--- START OF Data shown ---
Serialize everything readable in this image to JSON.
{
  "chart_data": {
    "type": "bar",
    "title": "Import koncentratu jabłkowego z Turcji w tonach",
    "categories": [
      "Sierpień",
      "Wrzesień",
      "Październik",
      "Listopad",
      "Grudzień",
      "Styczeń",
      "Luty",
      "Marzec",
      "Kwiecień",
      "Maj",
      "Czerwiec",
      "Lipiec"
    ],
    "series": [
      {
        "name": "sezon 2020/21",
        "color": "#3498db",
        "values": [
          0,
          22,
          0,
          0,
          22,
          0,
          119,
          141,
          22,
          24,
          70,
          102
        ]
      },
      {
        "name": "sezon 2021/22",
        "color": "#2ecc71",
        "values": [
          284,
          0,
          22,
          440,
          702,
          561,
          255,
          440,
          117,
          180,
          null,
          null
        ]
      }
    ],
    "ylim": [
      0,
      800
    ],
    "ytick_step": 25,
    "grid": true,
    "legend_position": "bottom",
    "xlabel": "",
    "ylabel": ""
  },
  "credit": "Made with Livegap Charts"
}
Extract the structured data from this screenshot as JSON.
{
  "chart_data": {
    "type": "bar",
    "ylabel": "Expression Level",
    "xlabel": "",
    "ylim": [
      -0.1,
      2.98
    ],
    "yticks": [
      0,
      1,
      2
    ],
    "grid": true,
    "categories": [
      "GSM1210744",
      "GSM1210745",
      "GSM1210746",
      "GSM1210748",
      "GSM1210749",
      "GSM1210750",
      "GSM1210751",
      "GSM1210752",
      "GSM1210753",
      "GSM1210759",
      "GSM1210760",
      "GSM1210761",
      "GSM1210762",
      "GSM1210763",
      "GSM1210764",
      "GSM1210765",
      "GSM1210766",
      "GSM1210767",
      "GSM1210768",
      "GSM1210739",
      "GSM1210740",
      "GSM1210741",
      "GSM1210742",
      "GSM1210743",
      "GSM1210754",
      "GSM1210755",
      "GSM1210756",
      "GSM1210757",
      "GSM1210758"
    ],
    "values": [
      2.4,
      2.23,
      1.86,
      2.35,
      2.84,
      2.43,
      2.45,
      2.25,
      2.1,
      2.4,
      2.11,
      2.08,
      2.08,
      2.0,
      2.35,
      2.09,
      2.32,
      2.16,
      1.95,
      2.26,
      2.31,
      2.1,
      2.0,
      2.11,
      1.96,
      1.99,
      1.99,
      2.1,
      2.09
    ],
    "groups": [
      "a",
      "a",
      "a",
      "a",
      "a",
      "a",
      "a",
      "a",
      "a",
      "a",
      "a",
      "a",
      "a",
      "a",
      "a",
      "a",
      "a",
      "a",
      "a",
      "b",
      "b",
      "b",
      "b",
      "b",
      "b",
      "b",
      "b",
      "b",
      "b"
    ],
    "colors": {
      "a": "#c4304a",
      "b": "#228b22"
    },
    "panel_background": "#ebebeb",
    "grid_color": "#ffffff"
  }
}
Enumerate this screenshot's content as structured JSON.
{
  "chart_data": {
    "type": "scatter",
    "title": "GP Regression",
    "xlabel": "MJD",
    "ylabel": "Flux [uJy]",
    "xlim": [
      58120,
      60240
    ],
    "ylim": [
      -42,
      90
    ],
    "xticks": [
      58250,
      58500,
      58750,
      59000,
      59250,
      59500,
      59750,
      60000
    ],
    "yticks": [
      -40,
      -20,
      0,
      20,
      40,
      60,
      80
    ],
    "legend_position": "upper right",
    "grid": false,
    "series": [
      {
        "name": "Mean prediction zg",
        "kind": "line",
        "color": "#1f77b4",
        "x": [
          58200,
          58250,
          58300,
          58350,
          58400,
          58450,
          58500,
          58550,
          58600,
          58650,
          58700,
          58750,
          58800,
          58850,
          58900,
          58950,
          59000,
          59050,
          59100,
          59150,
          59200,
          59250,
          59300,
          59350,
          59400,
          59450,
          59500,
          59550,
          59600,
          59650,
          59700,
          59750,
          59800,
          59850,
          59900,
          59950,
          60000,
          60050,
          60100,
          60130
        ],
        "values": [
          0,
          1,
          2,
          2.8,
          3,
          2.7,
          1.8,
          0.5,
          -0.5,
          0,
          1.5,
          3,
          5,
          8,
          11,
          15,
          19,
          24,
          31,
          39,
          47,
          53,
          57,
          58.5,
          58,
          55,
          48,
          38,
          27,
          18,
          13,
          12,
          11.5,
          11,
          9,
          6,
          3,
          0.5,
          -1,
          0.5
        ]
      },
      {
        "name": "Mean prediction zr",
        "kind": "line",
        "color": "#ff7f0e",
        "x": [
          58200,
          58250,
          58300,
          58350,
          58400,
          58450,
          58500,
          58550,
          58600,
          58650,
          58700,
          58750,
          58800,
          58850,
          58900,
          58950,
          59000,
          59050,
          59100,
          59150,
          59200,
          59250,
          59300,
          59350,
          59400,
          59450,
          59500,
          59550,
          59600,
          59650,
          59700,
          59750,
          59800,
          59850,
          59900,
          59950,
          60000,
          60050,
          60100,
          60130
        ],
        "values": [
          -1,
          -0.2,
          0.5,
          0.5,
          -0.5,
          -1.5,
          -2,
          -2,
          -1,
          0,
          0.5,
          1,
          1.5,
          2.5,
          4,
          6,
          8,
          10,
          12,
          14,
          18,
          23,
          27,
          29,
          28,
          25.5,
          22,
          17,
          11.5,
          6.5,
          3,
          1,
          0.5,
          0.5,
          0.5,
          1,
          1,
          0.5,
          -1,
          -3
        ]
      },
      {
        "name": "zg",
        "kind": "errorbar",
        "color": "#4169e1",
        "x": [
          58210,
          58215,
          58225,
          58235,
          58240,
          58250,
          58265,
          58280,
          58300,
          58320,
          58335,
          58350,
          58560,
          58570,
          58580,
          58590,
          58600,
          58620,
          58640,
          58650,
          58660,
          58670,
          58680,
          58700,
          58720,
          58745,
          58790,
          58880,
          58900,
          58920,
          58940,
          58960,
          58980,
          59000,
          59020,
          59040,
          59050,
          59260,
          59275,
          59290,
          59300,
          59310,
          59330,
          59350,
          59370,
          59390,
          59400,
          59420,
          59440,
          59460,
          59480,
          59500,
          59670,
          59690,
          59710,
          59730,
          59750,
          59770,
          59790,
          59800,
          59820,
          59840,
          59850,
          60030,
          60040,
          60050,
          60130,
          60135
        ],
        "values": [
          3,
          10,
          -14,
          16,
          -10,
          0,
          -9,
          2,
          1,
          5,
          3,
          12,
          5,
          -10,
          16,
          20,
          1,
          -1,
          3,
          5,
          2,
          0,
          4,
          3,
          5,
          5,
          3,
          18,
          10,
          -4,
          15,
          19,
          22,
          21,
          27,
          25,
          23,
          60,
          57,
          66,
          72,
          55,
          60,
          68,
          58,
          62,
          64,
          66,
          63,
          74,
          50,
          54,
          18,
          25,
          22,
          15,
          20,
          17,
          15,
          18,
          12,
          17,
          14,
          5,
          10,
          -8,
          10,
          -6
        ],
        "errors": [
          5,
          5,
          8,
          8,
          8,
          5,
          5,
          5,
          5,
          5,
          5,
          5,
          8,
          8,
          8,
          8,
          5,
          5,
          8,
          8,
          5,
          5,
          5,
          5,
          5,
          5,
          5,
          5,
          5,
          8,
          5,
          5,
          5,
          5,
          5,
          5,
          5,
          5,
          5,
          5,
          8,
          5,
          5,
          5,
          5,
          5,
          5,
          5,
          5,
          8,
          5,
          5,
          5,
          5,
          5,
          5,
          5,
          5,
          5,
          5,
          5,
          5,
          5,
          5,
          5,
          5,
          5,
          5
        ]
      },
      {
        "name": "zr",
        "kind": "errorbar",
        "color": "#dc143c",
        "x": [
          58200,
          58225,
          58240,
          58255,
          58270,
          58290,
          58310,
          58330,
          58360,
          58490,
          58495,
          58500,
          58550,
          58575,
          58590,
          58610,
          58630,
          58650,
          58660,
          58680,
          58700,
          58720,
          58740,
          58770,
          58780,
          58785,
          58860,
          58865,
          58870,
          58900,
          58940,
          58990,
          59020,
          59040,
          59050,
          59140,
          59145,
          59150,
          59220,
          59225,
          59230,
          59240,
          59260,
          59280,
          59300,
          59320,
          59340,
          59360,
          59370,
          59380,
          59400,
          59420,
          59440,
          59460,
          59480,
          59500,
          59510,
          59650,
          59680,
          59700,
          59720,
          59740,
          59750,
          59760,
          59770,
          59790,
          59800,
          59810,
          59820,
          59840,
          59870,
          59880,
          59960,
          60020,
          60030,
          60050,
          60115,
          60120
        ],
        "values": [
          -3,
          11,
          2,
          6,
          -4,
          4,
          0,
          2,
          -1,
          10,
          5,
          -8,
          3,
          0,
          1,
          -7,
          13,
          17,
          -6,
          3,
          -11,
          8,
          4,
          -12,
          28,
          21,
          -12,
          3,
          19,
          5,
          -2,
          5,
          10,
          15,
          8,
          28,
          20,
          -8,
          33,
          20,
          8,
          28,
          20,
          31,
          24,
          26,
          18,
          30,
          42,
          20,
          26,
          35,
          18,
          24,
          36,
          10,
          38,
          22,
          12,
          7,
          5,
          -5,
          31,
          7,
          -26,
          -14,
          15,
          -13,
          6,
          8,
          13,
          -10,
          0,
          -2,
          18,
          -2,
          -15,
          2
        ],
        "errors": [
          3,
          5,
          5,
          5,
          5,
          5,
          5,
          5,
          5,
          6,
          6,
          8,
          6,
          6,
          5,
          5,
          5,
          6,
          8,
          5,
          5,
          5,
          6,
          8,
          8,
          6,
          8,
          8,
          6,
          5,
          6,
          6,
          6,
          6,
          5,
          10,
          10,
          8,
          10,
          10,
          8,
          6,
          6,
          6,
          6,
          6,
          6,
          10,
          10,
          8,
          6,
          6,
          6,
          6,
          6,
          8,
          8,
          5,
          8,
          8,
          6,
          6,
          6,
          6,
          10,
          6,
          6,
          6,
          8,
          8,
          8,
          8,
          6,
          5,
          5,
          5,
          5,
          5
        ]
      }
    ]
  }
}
--- END OF Data shown ---
## Exercise requirements
Gather all lines of the records that include the word "ylabel".

## The reply
    "ylabel": ""
    "ylabel": "Expression Level",
    "ylabel": "Flux [uJy]",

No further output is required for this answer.